## Direction:
Retype every one of the records below exactly as they appear, leaving the pictures out of your answer.
^^^^
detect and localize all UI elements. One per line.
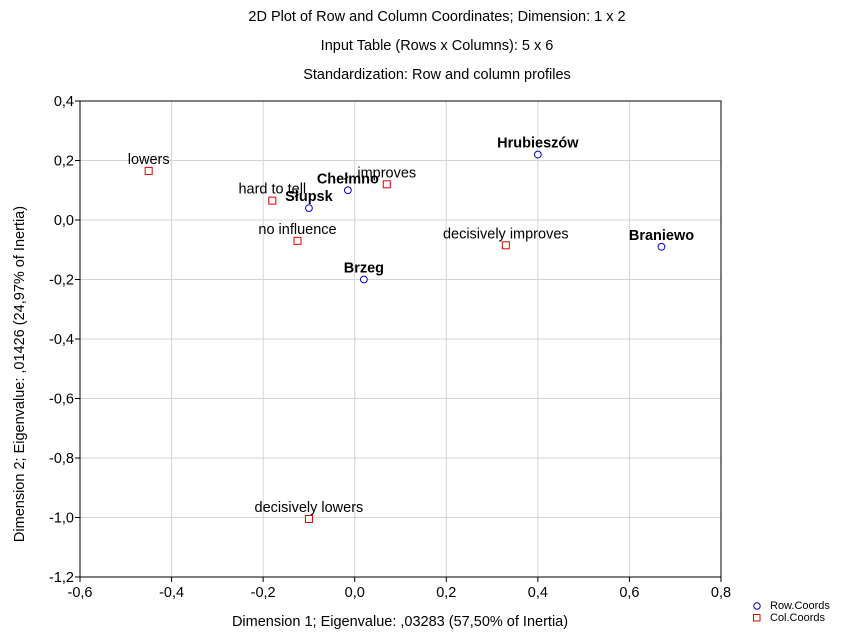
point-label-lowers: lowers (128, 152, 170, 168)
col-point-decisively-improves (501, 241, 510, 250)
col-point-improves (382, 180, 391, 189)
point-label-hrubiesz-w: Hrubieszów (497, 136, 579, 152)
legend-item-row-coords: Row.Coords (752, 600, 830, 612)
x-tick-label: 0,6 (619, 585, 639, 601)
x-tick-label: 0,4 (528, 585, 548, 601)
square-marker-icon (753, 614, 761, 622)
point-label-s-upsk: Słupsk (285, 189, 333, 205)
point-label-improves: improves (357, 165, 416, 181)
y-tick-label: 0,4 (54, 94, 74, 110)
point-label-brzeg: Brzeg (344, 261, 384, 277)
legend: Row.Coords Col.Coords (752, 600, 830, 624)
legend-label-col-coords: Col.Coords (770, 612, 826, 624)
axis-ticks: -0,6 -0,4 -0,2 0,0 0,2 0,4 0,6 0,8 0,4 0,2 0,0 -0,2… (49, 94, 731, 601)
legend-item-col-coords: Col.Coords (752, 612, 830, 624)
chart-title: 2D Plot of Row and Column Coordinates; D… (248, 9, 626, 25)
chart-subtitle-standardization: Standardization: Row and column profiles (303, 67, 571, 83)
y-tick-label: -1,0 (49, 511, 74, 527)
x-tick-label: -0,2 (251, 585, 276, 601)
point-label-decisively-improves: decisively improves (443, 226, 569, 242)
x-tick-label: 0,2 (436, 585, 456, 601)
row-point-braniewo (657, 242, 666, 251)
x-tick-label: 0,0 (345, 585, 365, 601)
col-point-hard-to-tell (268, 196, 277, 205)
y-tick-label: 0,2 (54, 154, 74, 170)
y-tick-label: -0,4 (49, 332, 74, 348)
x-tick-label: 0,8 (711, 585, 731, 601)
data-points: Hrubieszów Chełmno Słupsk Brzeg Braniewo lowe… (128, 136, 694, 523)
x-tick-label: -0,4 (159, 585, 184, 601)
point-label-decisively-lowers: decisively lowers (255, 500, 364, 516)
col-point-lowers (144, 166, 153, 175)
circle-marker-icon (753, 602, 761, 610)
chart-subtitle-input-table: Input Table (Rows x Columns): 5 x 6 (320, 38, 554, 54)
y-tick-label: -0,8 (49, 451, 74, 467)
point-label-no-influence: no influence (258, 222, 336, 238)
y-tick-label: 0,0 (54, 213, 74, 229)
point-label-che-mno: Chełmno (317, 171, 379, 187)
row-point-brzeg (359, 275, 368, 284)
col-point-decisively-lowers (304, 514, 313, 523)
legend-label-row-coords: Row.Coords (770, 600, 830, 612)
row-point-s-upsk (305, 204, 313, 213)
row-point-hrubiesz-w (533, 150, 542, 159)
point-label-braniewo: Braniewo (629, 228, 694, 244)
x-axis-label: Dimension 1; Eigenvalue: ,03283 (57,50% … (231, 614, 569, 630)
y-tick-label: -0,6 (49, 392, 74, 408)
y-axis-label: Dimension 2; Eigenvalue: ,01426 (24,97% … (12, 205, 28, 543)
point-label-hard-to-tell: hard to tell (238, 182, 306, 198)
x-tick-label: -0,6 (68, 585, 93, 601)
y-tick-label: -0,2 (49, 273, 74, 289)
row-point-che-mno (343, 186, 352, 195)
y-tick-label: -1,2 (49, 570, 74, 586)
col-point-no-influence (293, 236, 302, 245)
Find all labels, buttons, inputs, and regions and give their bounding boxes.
^^^^
## The result:
detect and localize all UI elements. One per line.
point-label-lowers: lowers (128, 152, 170, 168)
col-point-decisively-improves (501, 241, 510, 250)
col-point-improves (382, 180, 391, 189)
point-label-hrubiesz-w: Hrubieszów (497, 136, 579, 152)
legend-item-row-coords: Row.Coords (752, 600, 830, 612)
x-tick-label: 0,6 (619, 585, 639, 601)
x-tick-label: 0,4 (528, 585, 548, 601)
square-marker-icon (753, 614, 761, 622)
point-label-s-upsk: Słupsk (285, 189, 333, 205)
point-label-improves: improves (357, 165, 416, 181)
y-tick-label: 0,4 (54, 94, 74, 110)
point-label-brzeg: Brzeg (344, 261, 384, 277)
legend: Row.Coords Col.Coords (752, 600, 830, 624)
legend-label-col-coords: Col.Coords (770, 612, 826, 624)
axis-ticks: -0,6 -0,4 -0,2 0,0 0,2 0,4 0,6 0,8 0,4 0,2 0,0 -0,2… (49, 94, 731, 601)
legend-item-col-coords: Col.Coords (752, 612, 830, 624)
chart-title: 2D Plot of Row and Column Coordinates; D… (248, 9, 626, 25)
chart-subtitle-standardization: Standardization: Row and column profiles (303, 67, 571, 83)
y-tick-label: -1,0 (49, 511, 74, 527)
x-tick-label: -0,2 (251, 585, 276, 601)
point-label-decisively-improves: decisively improves (443, 226, 569, 242)
x-tick-label: 0,2 (436, 585, 456, 601)
row-point-braniewo (657, 242, 666, 251)
x-tick-label: 0,0 (345, 585, 365, 601)
col-point-hard-to-tell (268, 196, 277, 205)
y-tick-label: 0,2 (54, 154, 74, 170)
y-tick-label: -0,4 (49, 332, 74, 348)
x-tick-label: 0,8 (711, 585, 731, 601)
data-points: Hrubieszów Chełmno Słupsk Brzeg Braniewo lowe… (128, 136, 694, 523)
x-tick-label: -0,4 (159, 585, 184, 601)
point-label-decisively-lowers: decisively lowers (255, 500, 364, 516)
col-point-lowers (144, 166, 153, 175)
circle-marker-icon (753, 602, 761, 610)
chart-subtitle-input-table: Input Table (Rows x Columns): 5 x 6 (320, 38, 554, 54)
y-tick-label: -0,8 (49, 451, 74, 467)
point-label-no-influence: no influence (258, 222, 336, 238)
y-tick-label: 0,0 (54, 213, 74, 229)
point-label-che-mno: Chełmno (317, 171, 379, 187)
row-point-brzeg (359, 275, 368, 284)
col-point-decisively-lowers (304, 514, 313, 523)
legend-label-row-coords: Row.Coords (770, 600, 830, 612)
row-point-s-upsk (305, 204, 313, 213)
row-point-hrubiesz-w (533, 150, 542, 159)
point-label-braniewo: Braniewo (629, 228, 694, 244)
x-axis-label: Dimension 1; Eigenvalue: ,03283 (57,50% … (231, 614, 569, 630)
y-tick-label: -0,6 (49, 392, 74, 408)
y-axis-label: Dimension 2; Eigenvalue: ,01426 (24,97% … (12, 205, 28, 543)
point-label-hard-to-tell: hard to tell (238, 182, 306, 198)
x-tick-label: -0,6 (68, 585, 93, 601)
y-tick-label: -0,2 (49, 273, 74, 289)
row-point-che-mno (343, 186, 352, 195)
y-tick-label: -1,2 (49, 570, 74, 586)
col-point-no-influence (293, 236, 302, 245)
Find all labels, buttons, inputs, and regions and give their bounding boxes.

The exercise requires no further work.